> [WHAT IS REQUIRED]:
Output each entry below as it stands, leaving out every picture.

> [Data items]:

________

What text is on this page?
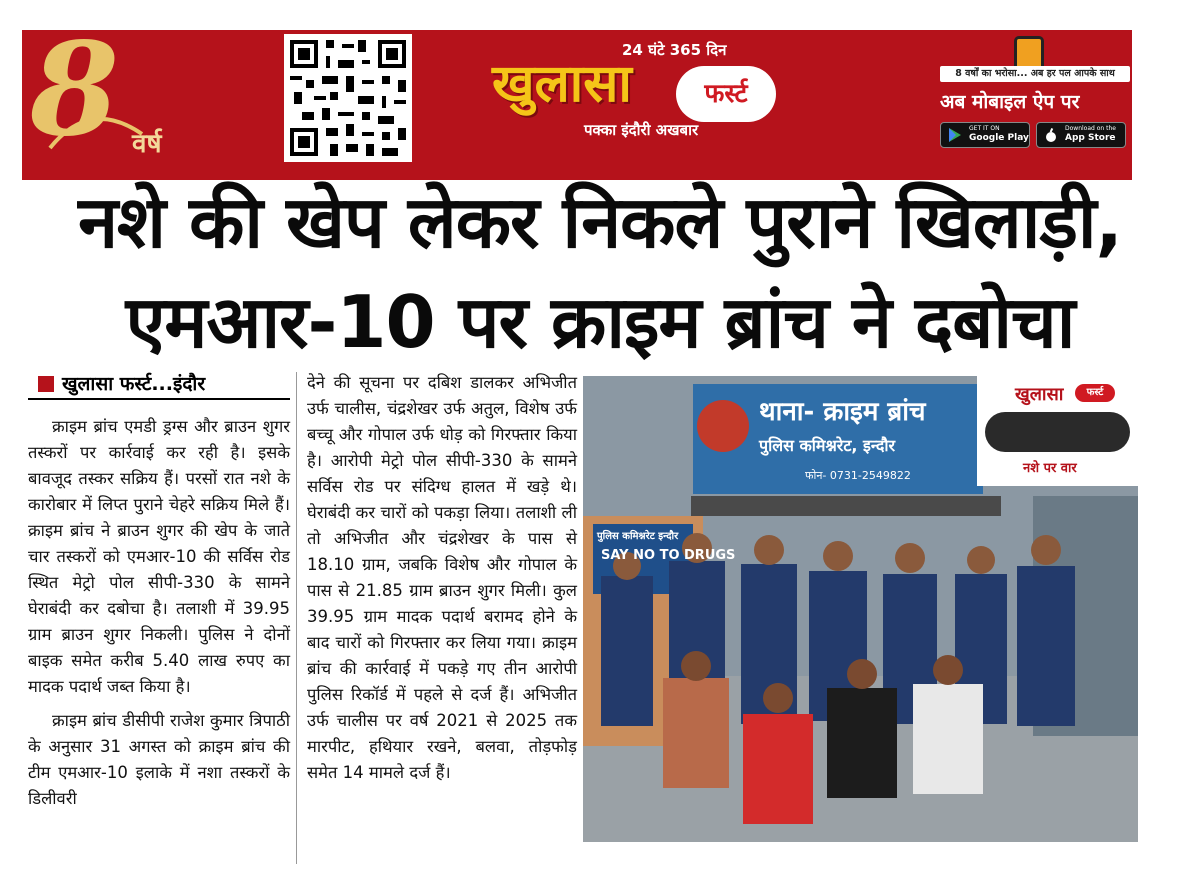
8 वर्ष
24 घंटे 365 दिन
खुलासा	फर्स्ट
पक्का इंदौरी अखबार
8 वर्षों का भरोसा... अब हर पल आपके साथ
अब मोबाइल ऐप पर
GET IT ON
Google Play
Download on the
App Store
नशे की खेप लेकर निकले पुराने खिलाड़ी,
एमआर-10 पर क्राइम ब्रांच ने दबोचा
खुलासा फर्स्ट...इंदौर

क्राइम ब्रांच एमडी ड्रग्स और ब्राउन शुगर तस्करों पर कार्रवाई कर रही है। इसके बावजूद तस्कर सक्रिय हैं। परसों रात नशे के कारोबार में लिप्त पुराने चेहरे सक्रिय मिले हैं। क्राइम ब्रांच ने ब्राउन शुगर की खेप के जाते चार तस्करों को एमआर-10 की सर्विस रोड स्थित मेट्रो पोल सीपी-330 के सामने घेराबंदी कर दबोचा है। तलाशी में 39.95 ग्राम ब्राउन शुगर निकली। पुलिस ने दोनों बाइक समेत करीब 5.40 लाख रुपए का मादक पदार्थ जब्त किया है।

क्राइम ब्रांच डीसीपी राजेश कुमार त्रिपाठी के अनुसार 31 अगस्त को क्राइम ब्रांच की टीम एमआर-10 इलाके में नशा तस्करों के डिलीवरी

देने की सूचना पर दबिश डालकर अभिजीत उर्फ चालीस, चंद्रशेखर उर्फ अतुल, विशेष उर्फ बच्चू और गोपाल उर्फ धोड़ को गिरफ्तार किया है। आरोपी मेट्रो पोल सीपी-330 के सामने सर्विस रोड पर संदिग्ध हालत में खड़े थे। घेराबंदी कर चारों को पकड़ा लिया। तलाशी ली तो अभिजीत और चंद्रशेखर के पास से 18.10 ग्राम, जबकि विशेष और गोपाल के पास से 21.85 ग्राम ब्राउन शुगर मिली। कुल 39.95 ग्राम मादक पदार्थ बरामद होने के बाद चारों को गिरफ्तार कर लिया गया। क्राइम ब्रांच की कार्रवाई में पकड़े गए तीन आरोपी पुलिस रिकॉर्ड में पहले से दर्ज हैं। अभिजीत उर्फ चालीस पर वर्ष 2021 से 2025 तक मारपीट, हथियार रखने, बलवा, तोड़फोड़ समेत 14 मामले दर्ज हैं।

थाना- क्राइम ब्रांच
पुलिस कमिश्नरेट, इन्दौर
फोन- 0731-2549822
पुलिस कमिश्नरेट इन्दौर
SAY NO TO DRUGS
खुलासा	फर्स्ट
नशे पर वार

________

> [TASK SOLUTION]:
What text is on this page?
8 वर्ष
24 घंटे 365 दिन
खुलासा	फर्स्ट
पक्का इंदौरी अखबार
8 वर्षों का भरोसा... अब हर पल आपके साथ
अब मोबाइल ऐप पर
GET IT ON
Google Play
Download on the
App Store
नशे की खेप लेकर निकले पुराने खिलाड़ी,
एमआर-10 पर क्राइम ब्रांच ने दबोचा
खुलासा फर्स्ट...इंदौर

क्राइम ब्रांच एमडी ड्रग्स और ब्राउन शुगर तस्करों पर कार्रवाई कर रही है। इसके बावजूद तस्कर सक्रिय हैं। परसों रात नशे के कारोबार में लिप्त पुराने चेहरे सक्रिय मिले हैं। क्राइम ब्रांच ने ब्राउन शुगर की खेप के जाते चार तस्करों को एमआर-10 की सर्विस रोड स्थित मेट्रो पोल सीपी-330 के सामने घेराबंदी कर दबोचा है। तलाशी में 39.95 ग्राम ब्राउन शुगर निकली। पुलिस ने दोनों बाइक समेत करीब 5.40 लाख रुपए का मादक पदार्थ जब्त किया है।

क्राइम ब्रांच डीसीपी राजेश कुमार त्रिपाठी के अनुसार 31 अगस्त को क्राइम ब्रांच की टीम एमआर-10 इलाके में नशा तस्करों के डिलीवरी

देने की सूचना पर दबिश डालकर अभिजीत उर्फ चालीस, चंद्रशेखर उर्फ अतुल, विशेष उर्फ बच्चू और गोपाल उर्फ धोड़ को गिरफ्तार किया है। आरोपी मेट्रो पोल सीपी-330 के सामने सर्विस रोड पर संदिग्ध हालत में खड़े थे। घेराबंदी कर चारों को पकड़ा लिया। तलाशी ली तो अभिजीत और चंद्रशेखर के पास से 18.10 ग्राम, जबकि विशेष और गोपाल के पास से 21.85 ग्राम ब्राउन शुगर मिली। कुल 39.95 ग्राम मादक पदार्थ बरामद होने के बाद चारों को गिरफ्तार कर लिया गया। क्राइम ब्रांच की कार्रवाई में पकड़े गए तीन आरोपी पुलिस रिकॉर्ड में पहले से दर्ज हैं। अभिजीत उर्फ चालीस पर वर्ष 2021 से 2025 तक मारपीट, हथियार रखने, बलवा, तोड़फोड़ समेत 14 मामले दर्ज हैं।

थाना- क्राइम ब्रांच
पुलिस कमिश्नरेट, इन्दौर
फोन- 0731-2549822
पुलिस कमिश्नरेट इन्दौर
SAY NO TO DRUGS
खुलासा	फर्स्ट
नशे पर वार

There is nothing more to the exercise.